However 4K is a good price...especially if you don't have to do a thing.


----------



## Danno77 (Nov 18, 2009)

I dunno where you live in southern indiana, but I'd figure out local costs for structures by going to some realty listings and getting a good per foot estimate on a crappy house.

For example, i found this:
http://southernindianarealty.com/Listing PR00007.htm

it comes on 19 acres and the total is about 62K. Other land in the area (wooded) seems to be going for under 3k per acre (2950ish). That means that of that 62K you are talking about 56,050 being for the land, leaving that 800+sq ft cabin at a cost of just shy of $6000.

Your cabin next to that, I'd guess half in terms of value. and I think that's being generous.

I'm no expert, and I do see the value in your cabin that most people might not. The rustic feel, the quality old materials, etc. I worry that someone else (without my appreciation for your work) would figure the value at something more like $1500-$2000.

I'm just about done building a 12x20 (12ft high) shed with a metal roof and the total cost of the building (not an ounce of finishing in this cost) is just a hair over 2,200. After insulating and adding the other doors and windows and painting and throwing cheap flooring into the finished portion I'll still be under 2500.

I'd just keep the thing if I were you.


----------



## vandedav (Nov 18, 2009)

all of your numbers make sense to me.

the other thing that i have to consider is what the wood is worth just as reclaimed barn beams.  i found a company on the internet that was selling reclaimed barn beams at $4.95 per board foot.  so, if i was able to get that rate, the cabin would be worth well over $5000.

i think that i will stick around the $4000 range and see what she says.  even at that though, i am leaning towards not selling it and moving it onto my property.  then remodel it into a rustic guest house.


----------



## Danno77 (Nov 19, 2009)

BTW, all of this is just conjecture anyway. A thing is worth exactly what any one person is willing to pay for it. If she's willing to pay 4k for it, then that's what it's worth! Ask away! good luck.

re:value of wood: Most things are worth a little more in pieces anyway. I have a crappy old car that is probably work 1250 as a whole, or something more like 3000 in pieces. It's usually a lot more work to get into pieces, though, lol.


----------



## drewboy (Nov 24, 2009)

Keep it - the value lies in the fact that you built it as a kid.


----------



## derecskey (Nov 25, 2009)

Update?


----------



## littlesmokey (Nov 25, 2009)

▶ _Prompt 1_
In the forum thread, what price per board foot was the online company charging for reclaimed barn beams?
▶ _Prompt 2_
Write out the forum thread word for word between "all of your" and "rustic guest house.", inclusive.

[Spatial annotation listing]
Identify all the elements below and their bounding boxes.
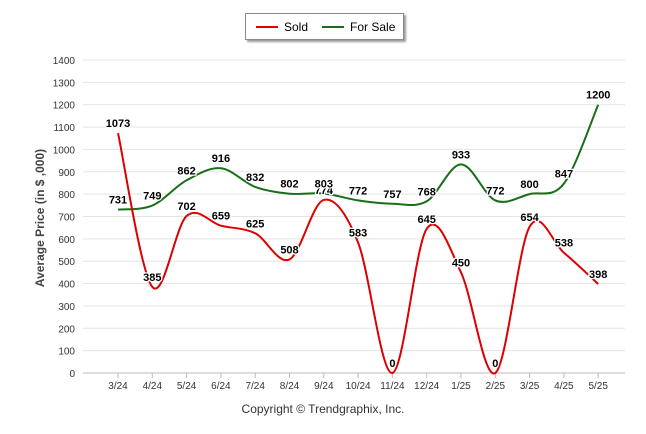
data-label-sold: 385: [143, 272, 161, 284]
y-tick-label: 500: [58, 257, 75, 268]
data-label-sold: 0: [492, 358, 498, 370]
chart-legend: Sold For Sale: [245, 13, 404, 40]
data-label-sold: 645: [418, 214, 436, 226]
data-label-for-sale: 832: [246, 172, 264, 184]
data-label-for-sale: 802: [280, 179, 298, 191]
y-tick-label: 300: [58, 302, 75, 313]
data-label-sold: 508: [280, 244, 298, 256]
data-label-sold: 583: [349, 228, 367, 240]
data-label-for-sale: 772: [486, 185, 504, 197]
x-tick-label: 5/24: [177, 381, 197, 392]
data-label-sold: 659: [212, 211, 230, 223]
data-label-for-sale: 749: [143, 191, 161, 203]
y-tick-label: 700: [58, 213, 75, 224]
legend-label-for-sale: For Sale: [350, 19, 396, 34]
data-label-for-sale: 772: [349, 185, 367, 197]
y-tick-label: 1000: [53, 145, 76, 156]
series-line-sold: [117, 132, 599, 375]
x-tick-label: 8/24: [280, 381, 300, 392]
data-label-for-sale: 1200: [586, 90, 610, 102]
legend-swatch-sold: [256, 25, 278, 28]
legend-item-sold: Sold: [246, 20, 308, 34]
data-label-sold: 654: [520, 212, 539, 224]
data-label-for-sale: 847: [555, 169, 573, 181]
data-label-sold: 450: [452, 257, 470, 269]
data-label-for-sale: 768: [418, 186, 436, 198]
y-tick-label: 800: [58, 190, 75, 201]
data-label-for-sale: 916: [212, 153, 230, 165]
y-tick-label: 900: [58, 168, 75, 179]
data-label-for-sale: 731: [109, 195, 127, 207]
data-label-for-sale: 757: [383, 189, 401, 201]
legend-item-for-sale: For Sale: [308, 20, 395, 34]
x-tick-label: 6/24: [211, 381, 231, 392]
data-label-for-sale: 800: [520, 179, 538, 191]
data-label-sold: 702: [177, 201, 195, 213]
data-label-sold: 1073: [106, 118, 130, 130]
legend-swatch-for-sale: [322, 25, 345, 28]
copyright-footer: Copyright © Trendgraphix, Inc.: [241, 402, 405, 416]
y-tick-label: 200: [58, 324, 75, 335]
y-tick-label: 1400: [53, 56, 76, 67]
x-tick-label: 2/25: [486, 381, 506, 392]
data-label-sold: 774: [315, 185, 334, 197]
y-axis-label: Average Price (in $ ,000): [33, 148, 47, 288]
y-tick-label: 400: [58, 280, 75, 291]
x-tick-label: 5/25: [588, 381, 608, 392]
y-tick-label: 0: [69, 369, 75, 380]
x-tick-label: 1/25: [451, 381, 471, 392]
legend-label-sold: Sold: [284, 19, 309, 34]
y-tick-label: 1200: [53, 101, 76, 112]
x-tick-label: 11/24: [380, 381, 405, 392]
y-tick-label: 1100: [53, 123, 75, 134]
x-tick-label: 10/24: [346, 381, 371, 392]
x-tick-label: 4/25: [554, 381, 574, 392]
x-tick-label: 12/24: [414, 381, 439, 392]
data-label-sold: 398: [589, 269, 607, 281]
x-tick-label: 3/24: [108, 381, 128, 392]
data-label-sold: 538: [555, 238, 573, 250]
data-label-for-sale: 862: [177, 165, 195, 177]
y-tick-label: 100: [58, 347, 75, 358]
x-tick-label: 9/24: [314, 381, 334, 392]
series-line-for-sale: [117, 104, 600, 211]
data-label-for-sale: 933: [452, 149, 470, 161]
data-label-for-sale: 803: [315, 178, 333, 190]
data-label-sold: 625: [246, 218, 264, 230]
x-tick-label: 4/24: [143, 381, 163, 392]
x-tick-label: 3/25: [520, 381, 540, 392]
y-tick-label: 1300: [53, 78, 76, 89]
x-tick-label: 7/24: [245, 381, 265, 392]
y-tick-label: 600: [58, 235, 75, 246]
data-label-sold: 0: [389, 358, 395, 370]
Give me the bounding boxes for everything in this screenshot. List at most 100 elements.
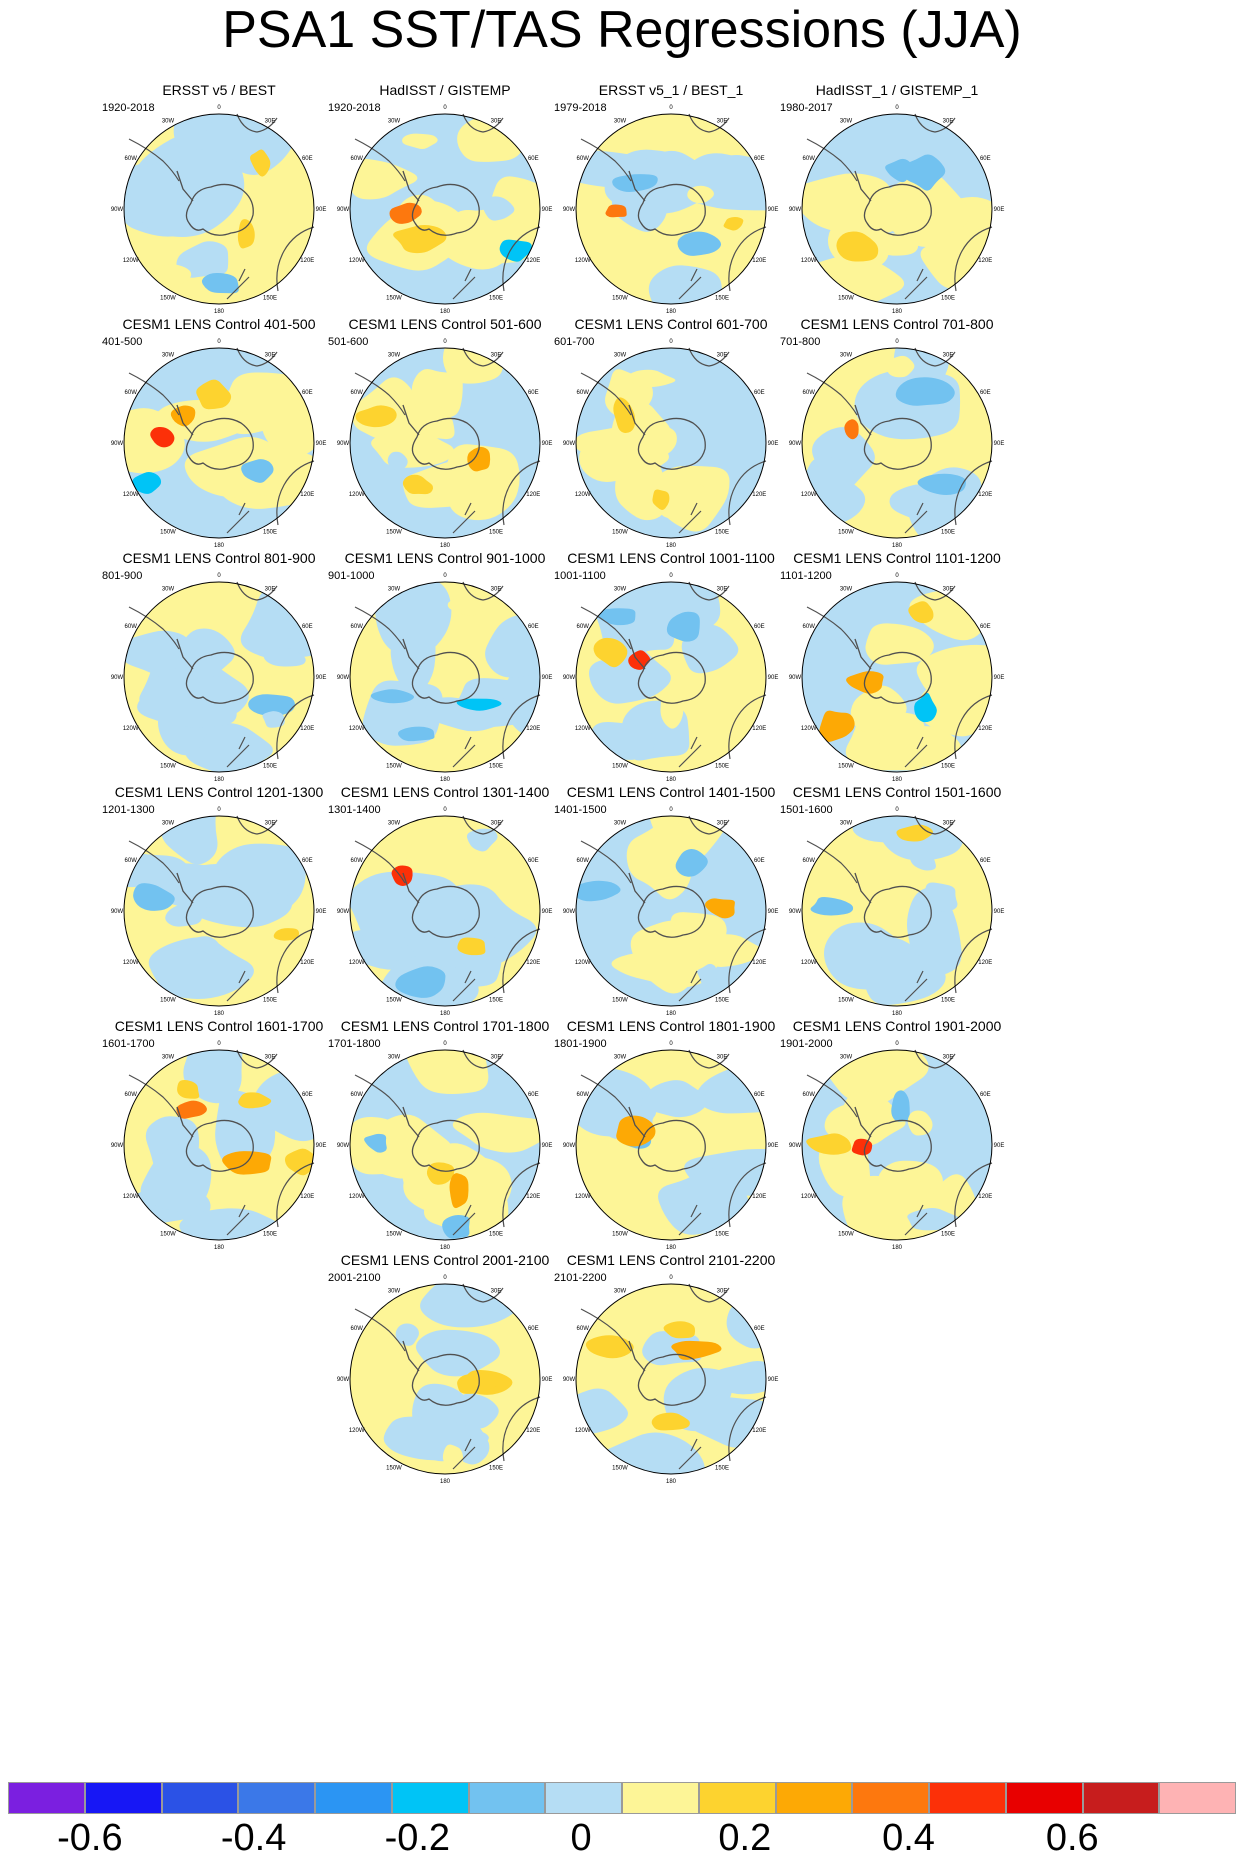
anomaly-core [865, 233, 919, 256]
antarctica-coastline [411, 885, 480, 938]
anomaly-patch [576, 1388, 628, 1437]
new-zealand-coastline [452, 970, 476, 1002]
longitude-label: 120W [575, 726, 591, 732]
new-zealand-coastline [226, 268, 250, 300]
panel-title: CESM1 LENS Control 1501-1600 [792, 784, 1002, 800]
map-border [575, 1283, 767, 1475]
longitude-label: 90E [316, 675, 327, 681]
colorbar-box [468, 1782, 546, 1814]
longitude-label: 120E [978, 1194, 992, 1200]
peninsula-coastline [628, 638, 646, 670]
longitude-label: 30E [943, 821, 954, 827]
anomaly-patch [630, 920, 700, 994]
longitude-label: 90W [337, 207, 350, 213]
anomaly-core [241, 459, 274, 483]
panel-title: CESM1 LENS Control 801-900 [122, 550, 316, 566]
australia-coastline [502, 1162, 541, 1228]
longitude-label: 90E [994, 1143, 1005, 1149]
longitude-label: 120E [526, 1194, 540, 1200]
anomaly-core [248, 694, 295, 716]
anomaly-core [402, 133, 438, 150]
longitude-label: 60W [125, 624, 138, 630]
new-zealand-coastline [452, 502, 476, 534]
polar-map: 0 30E 60E 90E 120E 150E 180 150W 120W 90W 60W 30W [337, 573, 553, 783]
longitude-label: 60E [980, 390, 991, 396]
colorbar-tick-label: -0.6 [57, 1817, 123, 1859]
polar-map: 0 30E 60E 90E 120E 150E 180 150W 120W 90W 60W 30W [111, 807, 327, 1017]
longitude-label: 0 [895, 339, 899, 345]
longitude-label: 0 [443, 1275, 447, 1281]
map-panel: CESM1 LENS Control 1601-1700 1601-1700 0 30… [88, 1018, 350, 1288]
colorbar-tick-label: -0.4 [220, 1817, 287, 1859]
anomaly-core [819, 710, 855, 742]
anomaly-core [902, 154, 946, 191]
longitude-label: 120W [123, 1194, 139, 1200]
anomaly-patch [879, 172, 971, 247]
anomaly-core [652, 489, 670, 510]
longitude-label: 30E [491, 1055, 502, 1061]
colorbar-box [698, 1782, 776, 1814]
longitude-label: 30E [943, 353, 954, 359]
panel-period: 1001-1100 [554, 570, 606, 582]
antarctica-coastline [185, 885, 254, 938]
anomaly-core [704, 898, 735, 919]
longitude-label: 30W [840, 821, 853, 827]
polar-map: 0 30E 60E 90E 120E 150E 180 150W 120W 90W 60W 30W [337, 1041, 553, 1251]
longitude-label: 60E [528, 624, 539, 630]
south-america-coastline [580, 138, 632, 182]
australia-coastline [276, 1162, 315, 1228]
colorbar-tick-label: 0.4 [882, 1817, 935, 1859]
longitude-label: 120W [575, 258, 591, 264]
longitude-label: 150W [386, 1465, 402, 1471]
africa-coastline [236, 1049, 278, 1069]
south-america-coastline [354, 138, 406, 182]
map-border [123, 113, 315, 305]
anomaly-patch [140, 1143, 212, 1212]
colorbar-tick-label: -0.2 [384, 1817, 451, 1859]
anomaly-patch [453, 1393, 499, 1429]
longitude-label: 0 [669, 1275, 673, 1281]
panel-title: CESM1 LENS Control 901-1000 [344, 550, 546, 566]
longitude-label: 180 [214, 1011, 225, 1017]
longitude-label: 90W [789, 1143, 802, 1149]
anomaly-patch [177, 628, 235, 679]
antarctica-coastline [637, 1353, 706, 1406]
anomaly-core [467, 446, 491, 472]
anomaly-core [237, 219, 255, 249]
anomaly-core [201, 272, 239, 294]
longitude-label: 150W [160, 1231, 176, 1237]
anomaly-core [402, 474, 434, 495]
longitude-label: 150W [838, 295, 854, 301]
panel-period: 901-1000 [328, 570, 375, 582]
longitude-label: 60W [351, 858, 364, 864]
peninsula-coastline [628, 1106, 646, 1138]
anomaly-core [147, 264, 192, 285]
longitude-label: 90E [994, 441, 1005, 447]
longitude-label: 0 [669, 105, 673, 111]
longitude-label: 120W [575, 1194, 591, 1200]
panel-period: 1901-2000 [780, 1038, 833, 1050]
longitude-label: 120W [349, 492, 365, 498]
anomaly-patch [176, 241, 229, 278]
africa-coastline [462, 113, 504, 133]
map-border [123, 1049, 315, 1241]
map-border [349, 1049, 541, 1241]
peninsula-coastline [402, 1340, 420, 1372]
longitude-label: 60W [577, 1326, 590, 1332]
panel-period: 1920-2018 [328, 102, 381, 114]
anomaly-patch [865, 953, 946, 1005]
longitude-label: 180 [214, 777, 225, 783]
colorbar-box [161, 1782, 239, 1814]
longitude-label: 90W [563, 675, 576, 681]
south-america-coastline [580, 1308, 632, 1352]
anomaly-core [238, 1092, 272, 1109]
longitude-label: 120W [123, 960, 139, 966]
south-america-coastline [128, 606, 180, 650]
colorbar-box [622, 1782, 699, 1814]
map-panel: CESM1 LENS Control 1201-1300 1201-1300 0 30… [88, 784, 350, 1054]
anomaly-patch [865, 623, 934, 665]
new-zealand-coastline [452, 1204, 476, 1236]
longitude-label: 120W [349, 1428, 365, 1434]
longitude-label: 30W [388, 353, 401, 359]
australia-coastline [954, 226, 993, 292]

▶ _Complete answer 1_
$4.95 per board foot

▶ _Complete answer 2_
all of your numbers make sense to me.

the other thing that i have to consider is what the wood is worth just as reclaimed barn beams.  i found a company on the internet that was selling reclaimed barn beams at $4.95 per board foot.  so, if i was able to get that rate, the cabin would be worth well over $5000.

i think that i will stick around the $4000 range and see what she says.  even at that though, i am leaning towards not selling it and moving it onto my property.  then remodel it into a rustic guest house.